**TASK**
Check the listing that follows and work out how many lines include "calculating". The reply is that number alone.

**PROVIDED INFORMATION**
[Start of Attachment]
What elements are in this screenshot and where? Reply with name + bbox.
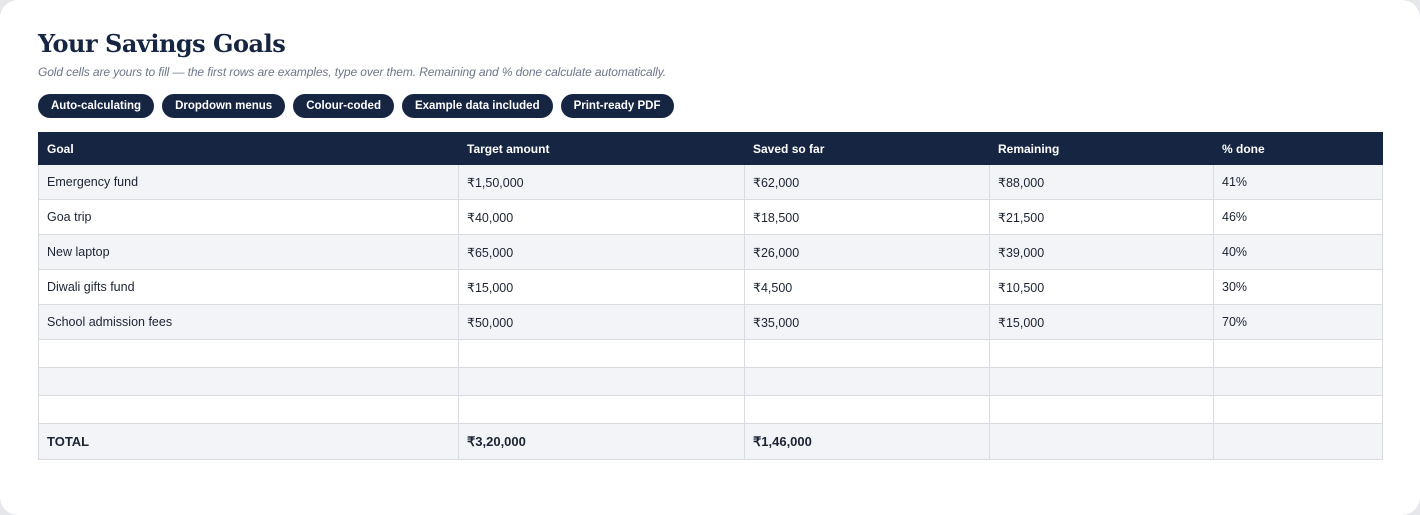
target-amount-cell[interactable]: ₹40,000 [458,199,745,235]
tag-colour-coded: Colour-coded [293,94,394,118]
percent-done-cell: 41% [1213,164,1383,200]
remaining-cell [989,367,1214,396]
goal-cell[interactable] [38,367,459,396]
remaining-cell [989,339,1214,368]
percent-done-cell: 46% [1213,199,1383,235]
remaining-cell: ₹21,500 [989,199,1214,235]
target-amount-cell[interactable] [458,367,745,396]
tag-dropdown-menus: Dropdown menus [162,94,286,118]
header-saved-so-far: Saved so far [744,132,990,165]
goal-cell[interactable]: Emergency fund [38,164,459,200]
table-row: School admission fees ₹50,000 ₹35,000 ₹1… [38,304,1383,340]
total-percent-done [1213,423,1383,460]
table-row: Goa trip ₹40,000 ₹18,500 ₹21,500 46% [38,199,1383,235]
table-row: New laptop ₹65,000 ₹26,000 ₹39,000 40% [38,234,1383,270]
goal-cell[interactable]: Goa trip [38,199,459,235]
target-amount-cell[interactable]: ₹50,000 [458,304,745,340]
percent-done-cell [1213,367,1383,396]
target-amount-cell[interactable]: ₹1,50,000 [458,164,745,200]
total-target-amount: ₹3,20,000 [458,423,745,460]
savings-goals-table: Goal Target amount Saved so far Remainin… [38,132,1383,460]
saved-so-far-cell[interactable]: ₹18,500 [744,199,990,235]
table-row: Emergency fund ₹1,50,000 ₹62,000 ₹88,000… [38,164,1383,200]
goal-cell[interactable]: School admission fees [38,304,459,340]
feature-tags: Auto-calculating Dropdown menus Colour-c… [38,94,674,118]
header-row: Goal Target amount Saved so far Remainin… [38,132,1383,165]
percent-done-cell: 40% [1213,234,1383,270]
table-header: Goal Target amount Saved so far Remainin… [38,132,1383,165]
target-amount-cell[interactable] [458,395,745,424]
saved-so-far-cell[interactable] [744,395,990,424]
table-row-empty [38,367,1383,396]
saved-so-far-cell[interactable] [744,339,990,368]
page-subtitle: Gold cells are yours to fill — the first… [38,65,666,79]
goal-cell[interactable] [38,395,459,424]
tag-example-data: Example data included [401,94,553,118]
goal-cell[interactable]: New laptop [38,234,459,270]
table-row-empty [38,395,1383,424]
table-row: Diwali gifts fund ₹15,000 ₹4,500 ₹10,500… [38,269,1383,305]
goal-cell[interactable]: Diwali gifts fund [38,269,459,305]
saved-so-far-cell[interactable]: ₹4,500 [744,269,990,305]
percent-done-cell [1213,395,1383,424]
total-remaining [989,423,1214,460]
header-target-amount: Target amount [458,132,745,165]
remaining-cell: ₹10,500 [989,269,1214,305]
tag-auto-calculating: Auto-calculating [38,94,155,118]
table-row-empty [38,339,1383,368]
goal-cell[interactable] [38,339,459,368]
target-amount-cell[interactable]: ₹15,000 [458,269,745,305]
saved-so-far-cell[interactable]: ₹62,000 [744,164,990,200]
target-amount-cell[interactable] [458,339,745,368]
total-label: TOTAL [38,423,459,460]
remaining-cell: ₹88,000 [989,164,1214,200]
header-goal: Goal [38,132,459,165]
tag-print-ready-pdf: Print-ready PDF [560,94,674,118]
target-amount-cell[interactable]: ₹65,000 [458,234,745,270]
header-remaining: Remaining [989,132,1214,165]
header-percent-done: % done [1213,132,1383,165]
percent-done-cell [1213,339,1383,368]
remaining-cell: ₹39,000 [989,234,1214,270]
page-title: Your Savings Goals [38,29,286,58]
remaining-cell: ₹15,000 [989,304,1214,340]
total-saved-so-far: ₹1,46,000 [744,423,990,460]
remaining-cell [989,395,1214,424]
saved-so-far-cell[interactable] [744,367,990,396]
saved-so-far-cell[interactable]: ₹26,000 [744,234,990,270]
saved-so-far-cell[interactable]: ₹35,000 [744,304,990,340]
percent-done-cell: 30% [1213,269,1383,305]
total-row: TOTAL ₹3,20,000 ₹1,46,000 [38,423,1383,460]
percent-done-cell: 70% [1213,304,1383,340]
[End of Attachment]
**WRITTEN SOLUTION**
2